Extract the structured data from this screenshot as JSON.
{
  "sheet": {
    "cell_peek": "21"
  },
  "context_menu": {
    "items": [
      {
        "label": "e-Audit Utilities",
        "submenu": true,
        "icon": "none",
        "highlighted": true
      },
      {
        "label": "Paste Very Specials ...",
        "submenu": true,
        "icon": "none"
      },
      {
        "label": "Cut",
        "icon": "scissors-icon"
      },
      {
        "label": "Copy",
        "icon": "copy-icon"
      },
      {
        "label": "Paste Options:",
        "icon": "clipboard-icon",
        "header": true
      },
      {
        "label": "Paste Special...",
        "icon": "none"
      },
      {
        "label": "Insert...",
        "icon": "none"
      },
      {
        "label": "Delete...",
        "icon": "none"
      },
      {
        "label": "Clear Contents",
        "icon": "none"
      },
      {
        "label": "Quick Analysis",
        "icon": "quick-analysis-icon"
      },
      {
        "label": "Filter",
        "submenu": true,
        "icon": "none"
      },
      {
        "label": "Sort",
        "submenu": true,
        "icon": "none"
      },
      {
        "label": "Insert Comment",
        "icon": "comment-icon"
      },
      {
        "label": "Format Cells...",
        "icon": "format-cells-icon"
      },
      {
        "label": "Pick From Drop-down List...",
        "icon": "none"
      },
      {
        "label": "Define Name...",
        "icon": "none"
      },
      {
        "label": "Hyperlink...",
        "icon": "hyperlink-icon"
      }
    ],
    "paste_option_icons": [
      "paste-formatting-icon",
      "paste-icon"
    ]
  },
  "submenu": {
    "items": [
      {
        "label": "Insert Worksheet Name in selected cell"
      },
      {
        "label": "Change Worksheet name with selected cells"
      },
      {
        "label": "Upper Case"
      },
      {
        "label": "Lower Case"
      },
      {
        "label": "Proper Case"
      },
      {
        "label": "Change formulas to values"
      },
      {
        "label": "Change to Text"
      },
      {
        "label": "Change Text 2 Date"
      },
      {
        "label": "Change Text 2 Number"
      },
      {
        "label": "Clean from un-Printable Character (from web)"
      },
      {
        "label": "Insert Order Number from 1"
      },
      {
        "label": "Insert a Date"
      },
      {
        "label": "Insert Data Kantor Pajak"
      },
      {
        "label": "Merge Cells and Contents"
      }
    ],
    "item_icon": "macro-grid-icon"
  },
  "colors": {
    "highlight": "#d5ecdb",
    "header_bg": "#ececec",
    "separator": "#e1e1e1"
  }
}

------------------------------------------------

> **AIM OF THE TASK**
Pull every line with "Contents" from the records.

> **TASK ANSWER**
        "label": "Clear Contents",
        "label": "Merge Cells and Contents"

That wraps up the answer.